#### [Instructions for the task]
Copy out verbatim the lines of the listing that run from the line containing "plugin-meta: Version 0.5" through the line containing "plugin-name: Debug Bar Console", both included.

+ + +

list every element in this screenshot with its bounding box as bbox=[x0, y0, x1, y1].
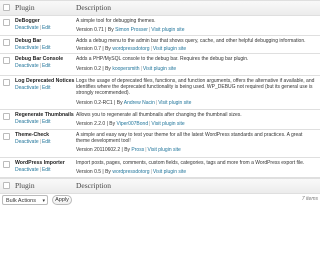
plugin-meta: Version 0.5 | By wordpressdotorg|Visit p… bbox=[76, 169, 187, 175]
deactivate-link[interactable]: Deactivate bbox=[15, 85, 39, 91]
plugin-name: Regenerate Thumbnails bbox=[15, 112, 74, 118]
plugin-site-link[interactable]: Visit plugin site bbox=[148, 147, 181, 153]
plugin-checkbox[interactable] bbox=[3, 19, 10, 26]
plugin-actions: Deactivate|Edit bbox=[15, 85, 51, 91]
plugin-actions: Deactivate|Edit bbox=[15, 139, 51, 145]
bulk-actions-select[interactable]: Bulk Actions ▾ bbox=[2, 195, 48, 205]
column-header-description: Description bbox=[76, 181, 111, 190]
author-link[interactable]: Viper007Bond bbox=[117, 121, 149, 127]
plugin-name: WordPress Importer bbox=[15, 160, 65, 166]
deactivate-link[interactable]: Deactivate bbox=[15, 63, 39, 69]
plugin-description: Logs the usage of deprecated files, func… bbox=[76, 78, 315, 97]
plugin-meta: Version 0.71 | By Simon Prosser|Visit pl… bbox=[76, 27, 185, 33]
edit-link[interactable]: Edit bbox=[42, 119, 51, 125]
plugin-name: Log Deprecated Notices bbox=[15, 78, 75, 84]
plugin-site-link[interactable]: Visit plugin site bbox=[153, 46, 186, 52]
plugin-row: Regenerate Thumbnails Deactivate|Edit Al… bbox=[0, 110, 320, 130]
author-link[interactable]: Pross bbox=[131, 147, 144, 153]
deactivate-link[interactable]: Deactivate bbox=[15, 119, 39, 125]
plugin-site-link[interactable]: Visit plugin site bbox=[153, 169, 186, 175]
plugin-name: Debug Bar Console bbox=[15, 56, 64, 62]
plugin-site-link[interactable]: Visit plugin site bbox=[151, 27, 184, 33]
plugin-description: Import posts, pages, comments, custom fi… bbox=[76, 160, 305, 166]
select-all-checkbox[interactable] bbox=[3, 182, 10, 189]
author-link[interactable]: Andrew Nacin bbox=[124, 100, 155, 106]
plugin-name: Debug Bar bbox=[15, 38, 42, 44]
table-header: Plugin Description bbox=[0, 0, 320, 16]
edit-link[interactable]: Edit bbox=[42, 85, 51, 91]
plugin-description: Adds a PHP/MySQL console to the debug ba… bbox=[76, 56, 249, 62]
deactivate-link[interactable]: Deactivate bbox=[15, 25, 39, 31]
plugin-actions: Deactivate|Edit bbox=[15, 167, 51, 173]
plugin-checkbox[interactable] bbox=[3, 161, 10, 168]
plugin-row: Debug Bar Deactivate|Edit Adds a debug m… bbox=[0, 36, 320, 54]
plugin-checkbox[interactable] bbox=[3, 79, 10, 86]
plugin-name: DeBogger bbox=[15, 18, 40, 24]
plugin-checkbox[interactable] bbox=[3, 57, 10, 64]
plugin-description: Adds a debug menu to the admin bar that … bbox=[76, 38, 306, 44]
plugin-name: Theme-Check bbox=[15, 132, 50, 138]
plugin-site-link[interactable]: Visit plugin site bbox=[158, 100, 191, 106]
author-link[interactable]: wordpressdotorg bbox=[112, 169, 149, 175]
author-link[interactable]: Simon Prosser bbox=[115, 27, 148, 33]
edit-link[interactable]: Edit bbox=[42, 63, 51, 69]
plugin-actions: Deactivate|Edit bbox=[15, 25, 51, 31]
plugin-meta: Version 0.2 | By koopersmith|Visit plugi… bbox=[76, 66, 177, 72]
column-header-plugin[interactable]: Plugin bbox=[15, 3, 35, 12]
select-all-checkbox[interactable] bbox=[3, 4, 10, 11]
plugin-row: Theme-Check Deactivate|Edit A simple and… bbox=[0, 130, 320, 158]
column-header-description: Description bbox=[76, 3, 111, 12]
deactivate-link[interactable]: Deactivate bbox=[15, 45, 39, 51]
edit-link[interactable]: Edit bbox=[42, 45, 51, 51]
plugin-row: Debug Bar Console Deactivate|Edit Adds a… bbox=[0, 54, 320, 76]
edit-link[interactable]: Edit bbox=[42, 25, 51, 31]
edit-link[interactable]: Edit bbox=[42, 167, 51, 173]
plugin-actions: Deactivate|Edit bbox=[15, 119, 51, 125]
author-link[interactable]: koopersmith bbox=[112, 66, 139, 72]
table-footer: Plugin Description bbox=[0, 178, 320, 194]
author-link[interactable]: wordpressdotorg bbox=[112, 46, 149, 52]
plugin-meta: Version 0.7 | By wordpressdotorg|Visit p… bbox=[76, 46, 187, 52]
plugin-description: A simple tool for debugging themes. bbox=[76, 18, 156, 24]
plugin-checkbox[interactable] bbox=[3, 113, 10, 120]
chevron-down-icon: ▾ bbox=[42, 198, 45, 204]
plugin-meta: Version 0.2-RC1 | By Andrew Nacin|Visit … bbox=[76, 100, 192, 106]
plugin-meta: Version 20110602.2 | By Pross|Visit plug… bbox=[76, 147, 181, 153]
deactivate-link[interactable]: Deactivate bbox=[15, 167, 39, 173]
plugin-meta: Version 2.2.0 | By Viper007Bond|Visit pl… bbox=[76, 121, 185, 127]
plugin-site-link[interactable]: Visit plugin site bbox=[143, 66, 176, 72]
plugin-row: DeBogger Deactivate|Edit A simple tool f… bbox=[0, 16, 320, 36]
plugin-row: WordPress Importer Deactivate|Edit Impor… bbox=[0, 158, 320, 178]
column-header-plugin[interactable]: Plugin bbox=[15, 181, 35, 190]
plugin-checkbox[interactable] bbox=[3, 39, 10, 46]
item-count: 7 items bbox=[301, 196, 318, 202]
plugin-checkbox[interactable] bbox=[3, 133, 10, 140]
plugin-actions: Deactivate|Edit bbox=[15, 63, 51, 69]
plugin-description: Allows you to regenerate all thumbnails … bbox=[76, 112, 242, 118]
plugin-description: A simple and easy way to test your theme… bbox=[76, 132, 303, 145]
deactivate-link[interactable]: Deactivate bbox=[15, 139, 39, 145]
apply-button[interactable]: Apply bbox=[52, 195, 72, 205]
plugin-actions: Deactivate|Edit bbox=[15, 45, 51, 51]
plugin-row: Log Deprecated Notices Deactivate|Edit L… bbox=[0, 76, 320, 110]
bulk-actions-bar: Bulk Actions ▾ Apply 7 items bbox=[0, 194, 320, 208]
plugin-site-link[interactable]: Visit plugin site bbox=[151, 121, 184, 127]
edit-link[interactable]: Edit bbox=[42, 139, 51, 145]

+ + +

#### [Expected answer]
plugin-meta: Version 0.5 | By wordpressdotorg|Visit p… bbox=[76, 169, 187, 175]
deactivate-link[interactable]: Deactivate bbox=[15, 85, 39, 91]
plugin-name: Regenerate Thumbnails bbox=[15, 112, 74, 118]
plugin-site-link[interactable]: Visit plugin site bbox=[148, 147, 181, 153]
plugin-checkbox[interactable] bbox=[3, 19, 10, 26]
plugin-actions: Deactivate|Edit bbox=[15, 85, 51, 91]
plugin-actions: Deactivate|Edit bbox=[15, 139, 51, 145]
bulk-actions-select[interactable]: Bulk Actions ▾ bbox=[2, 195, 48, 205]
column-header-description: Description bbox=[76, 181, 111, 190]
author-link[interactable]: Viper007Bond bbox=[117, 121, 149, 127]
plugin-name: WordPress Importer bbox=[15, 160, 65, 166]
deactivate-link[interactable]: Deactivate bbox=[15, 63, 39, 69]
plugin-description: Logs the usage of deprecated files, func… bbox=[76, 78, 315, 97]
plugin-meta: Version 0.71 | By Simon Prosser|Visit pl… bbox=[76, 27, 185, 33]
edit-link[interactable]: Edit bbox=[42, 119, 51, 125]
plugin-name: Log Deprecated Notices bbox=[15, 78, 75, 84]
plugin-site-link[interactable]: Visit plugin site bbox=[153, 46, 186, 52]
plugin-row: Regenerate Thumbnails Deactivate|Edit Al… bbox=[0, 110, 320, 130]
author-link[interactable]: Pross bbox=[131, 147, 144, 153]
deactivate-link[interactable]: Deactivate bbox=[15, 119, 39, 125]
plugin-site-link[interactable]: Visit plugin site bbox=[153, 169, 186, 175]
plugin-name: Debug Bar Console bbox=[15, 56, 64, 62]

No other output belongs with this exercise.